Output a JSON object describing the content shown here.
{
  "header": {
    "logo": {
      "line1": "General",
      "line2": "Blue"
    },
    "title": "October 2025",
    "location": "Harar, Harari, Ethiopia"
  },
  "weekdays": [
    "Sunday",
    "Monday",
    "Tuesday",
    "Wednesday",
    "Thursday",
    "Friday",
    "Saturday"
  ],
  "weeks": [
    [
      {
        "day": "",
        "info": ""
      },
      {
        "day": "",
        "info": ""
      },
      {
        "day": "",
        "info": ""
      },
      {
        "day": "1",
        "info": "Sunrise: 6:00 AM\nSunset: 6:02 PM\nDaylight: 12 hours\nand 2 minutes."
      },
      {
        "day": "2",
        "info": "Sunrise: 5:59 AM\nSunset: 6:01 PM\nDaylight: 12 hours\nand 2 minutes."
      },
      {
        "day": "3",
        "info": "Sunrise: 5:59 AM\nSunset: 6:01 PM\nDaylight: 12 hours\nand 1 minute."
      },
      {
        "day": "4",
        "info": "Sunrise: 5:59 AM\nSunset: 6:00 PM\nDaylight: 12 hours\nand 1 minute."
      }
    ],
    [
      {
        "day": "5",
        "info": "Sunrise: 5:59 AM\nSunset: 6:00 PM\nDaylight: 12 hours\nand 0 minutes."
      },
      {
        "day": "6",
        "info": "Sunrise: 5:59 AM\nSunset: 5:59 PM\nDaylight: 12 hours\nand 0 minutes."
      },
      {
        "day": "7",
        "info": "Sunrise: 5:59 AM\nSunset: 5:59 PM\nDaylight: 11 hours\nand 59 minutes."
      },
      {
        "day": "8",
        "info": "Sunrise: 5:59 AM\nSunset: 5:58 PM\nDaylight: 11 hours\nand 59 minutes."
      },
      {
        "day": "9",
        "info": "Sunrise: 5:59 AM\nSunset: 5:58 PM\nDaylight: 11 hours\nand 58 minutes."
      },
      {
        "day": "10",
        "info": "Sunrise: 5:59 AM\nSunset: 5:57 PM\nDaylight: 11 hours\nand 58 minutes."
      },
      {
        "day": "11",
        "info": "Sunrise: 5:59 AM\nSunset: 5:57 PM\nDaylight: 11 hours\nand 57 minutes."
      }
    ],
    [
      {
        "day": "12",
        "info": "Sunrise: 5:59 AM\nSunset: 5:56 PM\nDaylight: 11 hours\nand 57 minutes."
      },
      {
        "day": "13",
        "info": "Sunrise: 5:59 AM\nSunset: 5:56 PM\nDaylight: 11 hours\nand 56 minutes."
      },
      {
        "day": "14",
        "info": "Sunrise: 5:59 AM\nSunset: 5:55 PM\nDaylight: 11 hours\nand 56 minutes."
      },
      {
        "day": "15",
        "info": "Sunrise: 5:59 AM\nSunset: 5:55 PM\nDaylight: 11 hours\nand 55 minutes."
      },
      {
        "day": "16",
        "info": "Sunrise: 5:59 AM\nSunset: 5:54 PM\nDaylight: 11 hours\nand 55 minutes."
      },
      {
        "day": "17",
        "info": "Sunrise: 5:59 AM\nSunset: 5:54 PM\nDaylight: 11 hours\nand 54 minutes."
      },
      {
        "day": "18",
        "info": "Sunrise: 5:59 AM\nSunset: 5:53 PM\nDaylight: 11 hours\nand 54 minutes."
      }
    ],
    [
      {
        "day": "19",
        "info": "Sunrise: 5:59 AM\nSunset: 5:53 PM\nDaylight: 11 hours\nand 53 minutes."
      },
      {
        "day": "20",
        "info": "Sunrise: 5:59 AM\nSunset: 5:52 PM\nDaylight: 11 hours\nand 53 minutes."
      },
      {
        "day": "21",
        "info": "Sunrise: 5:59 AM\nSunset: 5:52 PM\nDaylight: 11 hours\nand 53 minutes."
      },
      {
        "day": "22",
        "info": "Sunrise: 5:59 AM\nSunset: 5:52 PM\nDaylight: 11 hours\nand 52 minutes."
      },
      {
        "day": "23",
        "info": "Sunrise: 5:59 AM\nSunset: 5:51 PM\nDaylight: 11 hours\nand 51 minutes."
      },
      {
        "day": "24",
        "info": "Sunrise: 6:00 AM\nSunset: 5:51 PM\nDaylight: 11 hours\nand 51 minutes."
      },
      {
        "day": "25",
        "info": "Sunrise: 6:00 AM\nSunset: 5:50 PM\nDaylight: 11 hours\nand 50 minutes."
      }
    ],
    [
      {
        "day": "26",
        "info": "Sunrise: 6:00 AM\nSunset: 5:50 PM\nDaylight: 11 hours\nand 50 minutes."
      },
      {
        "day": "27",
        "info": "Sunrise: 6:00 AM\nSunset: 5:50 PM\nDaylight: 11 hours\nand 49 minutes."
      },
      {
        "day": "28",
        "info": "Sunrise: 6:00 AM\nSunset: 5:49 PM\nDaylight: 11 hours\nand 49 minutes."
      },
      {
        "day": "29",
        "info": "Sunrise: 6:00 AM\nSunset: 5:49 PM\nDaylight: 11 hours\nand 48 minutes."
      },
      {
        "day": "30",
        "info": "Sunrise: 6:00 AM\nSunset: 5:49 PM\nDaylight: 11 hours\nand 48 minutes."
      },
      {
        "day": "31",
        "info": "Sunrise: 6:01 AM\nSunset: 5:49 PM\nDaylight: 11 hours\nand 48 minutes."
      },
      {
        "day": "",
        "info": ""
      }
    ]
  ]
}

Directions for this task: Print the records once more, exactly as they were given.

Correct answer:
Output a JSON object describing the content shown here.
{
  "header": {
    "logo": {
      "line1": "General",
      "line2": "Blue"
    },
    "title": "October 2025",
    "location": "Harar, Harari, Ethiopia"
  },
  "weekdays": [
    "Sunday",
    "Monday",
    "Tuesday",
    "Wednesday",
    "Thursday",
    "Friday",
    "Saturday"
  ],
  "weeks": [
    [
      {
        "day": "",
        "info": ""
      },
      {
        "day": "",
        "info": ""
      },
      {
        "day": "",
        "info": ""
      },
      {
        "day": "1",
        "info": "Sunrise: 6:00 AM\nSunset: 6:02 PM\nDaylight: 12 hours\nand 2 minutes."
      },
      {
        "day": "2",
        "info": "Sunrise: 5:59 AM\nSunset: 6:01 PM\nDaylight: 12 hours\nand 2 minutes."
      },
      {
        "day": "3",
        "info": "Sunrise: 5:59 AM\nSunset: 6:01 PM\nDaylight: 12 hours\nand 1 minute."
      },
      {
        "day": "4",
        "info": "Sunrise: 5:59 AM\nSunset: 6:00 PM\nDaylight: 12 hours\nand 1 minute."
      }
    ],
    [
      {
        "day": "5",
        "info": "Sunrise: 5:59 AM\nSunset: 6:00 PM\nDaylight: 12 hours\nand 0 minutes."
      },
      {
        "day": "6",
        "info": "Sunrise: 5:59 AM\nSunset: 5:59 PM\nDaylight: 12 hours\nand 0 minutes."
      },
      {
        "day": "7",
        "info": "Sunrise: 5:59 AM\nSunset: 5:59 PM\nDaylight: 11 hours\nand 59 minutes."
      },
      {
        "day": "8",
        "info": "Sunrise: 5:59 AM\nSunset: 5:58 PM\nDaylight: 11 hours\nand 59 minutes."
      },
      {
        "day": "9",
        "info": "Sunrise: 5:59 AM\nSunset: 5:58 PM\nDaylight: 11 hours\nand 58 minutes."
      },
      {
        "day": "10",
        "info": "Sunrise: 5:59 AM\nSunset: 5:57 PM\nDaylight: 11 hours\nand 58 minutes."
      },
      {
        "day": "11",
        "info": "Sunrise: 5:59 AM\nSunset: 5:57 PM\nDaylight: 11 hours\nand 57 minutes."
      }
    ],
    [
      {
        "day": "12",
        "info": "Sunrise: 5:59 AM\nSunset: 5:56 PM\nDaylight: 11 hours\nand 57 minutes."
      },
      {
        "day": "13",
        "info": "Sunrise: 5:59 AM\nSunset: 5:56 PM\nDaylight: 11 hours\nand 56 minutes."
      },
      {
        "day": "14",
        "info": "Sunrise: 5:59 AM\nSunset: 5:55 PM\nDaylight: 11 hours\nand 56 minutes."
      },
      {
        "day": "15",
        "info": "Sunrise: 5:59 AM\nSunset: 5:55 PM\nDaylight: 11 hours\nand 55 minutes."
      },
      {
        "day": "16",
        "info": "Sunrise: 5:59 AM\nSunset: 5:54 PM\nDaylight: 11 hours\nand 55 minutes."
      },
      {
        "day": "17",
        "info": "Sunrise: 5:59 AM\nSunset: 5:54 PM\nDaylight: 11 hours\nand 54 minutes."
      },
      {
        "day": "18",
        "info": "Sunrise: 5:59 AM\nSunset: 5:53 PM\nDaylight: 11 hours\nand 54 minutes."
      }
    ],
    [
      {
        "day": "19",
        "info": "Sunrise: 5:59 AM\nSunset: 5:53 PM\nDaylight: 11 hours\nand 53 minutes."
      },
      {
        "day": "20",
        "info": "Sunrise: 5:59 AM\nSunset: 5:52 PM\nDaylight: 11 hours\nand 53 minutes."
      },
      {
        "day": "21",
        "info": "Sunrise: 5:59 AM\nSunset: 5:52 PM\nDaylight: 11 hours\nand 53 minutes."
      },
      {
        "day": "22",
        "info": "Sunrise: 5:59 AM\nSunset: 5:52 PM\nDaylight: 11 hours\nand 52 minutes."
      },
      {
        "day": "23",
        "info": "Sunrise: 5:59 AM\nSunset: 5:51 PM\nDaylight: 11 hours\nand 51 minutes."
      },
      {
        "day": "24",
        "info": "Sunrise: 6:00 AM\nSunset: 5:51 PM\nDaylight: 11 hours\nand 51 minutes."
      },
      {
        "day": "25",
        "info": "Sunrise: 6:00 AM\nSunset: 5:50 PM\nDaylight: 11 hours\nand 50 minutes."
      }
    ],
    [
      {
        "day": "26",
        "info": "Sunrise: 6:00 AM\nSunset: 5:50 PM\nDaylight: 11 hours\nand 50 minutes."
      },
      {
        "day": "27",
        "info": "Sunrise: 6:00 AM\nSunset: 5:50 PM\nDaylight: 11 hours\nand 49 minutes."
      },
      {
        "day": "28",
        "info": "Sunrise: 6:00 AM\nSunset: 5:49 PM\nDaylight: 11 hours\nand 49 minutes."
      },
      {
        "day": "29",
        "info": "Sunrise: 6:00 AM\nSunset: 5:49 PM\nDaylight: 11 hours\nand 48 minutes."
      },
      {
        "day": "30",
        "info": "Sunrise: 6:00 AM\nSunset: 5:49 PM\nDaylight: 11 hours\nand 48 minutes."
      },
      {
        "day": "31",
        "info": "Sunrise: 6:01 AM\nSunset: 5:49 PM\nDaylight: 11 hours\nand 48 minutes."
      },
      {
        "day": "",
        "info": ""
      }
    ]
  ]
}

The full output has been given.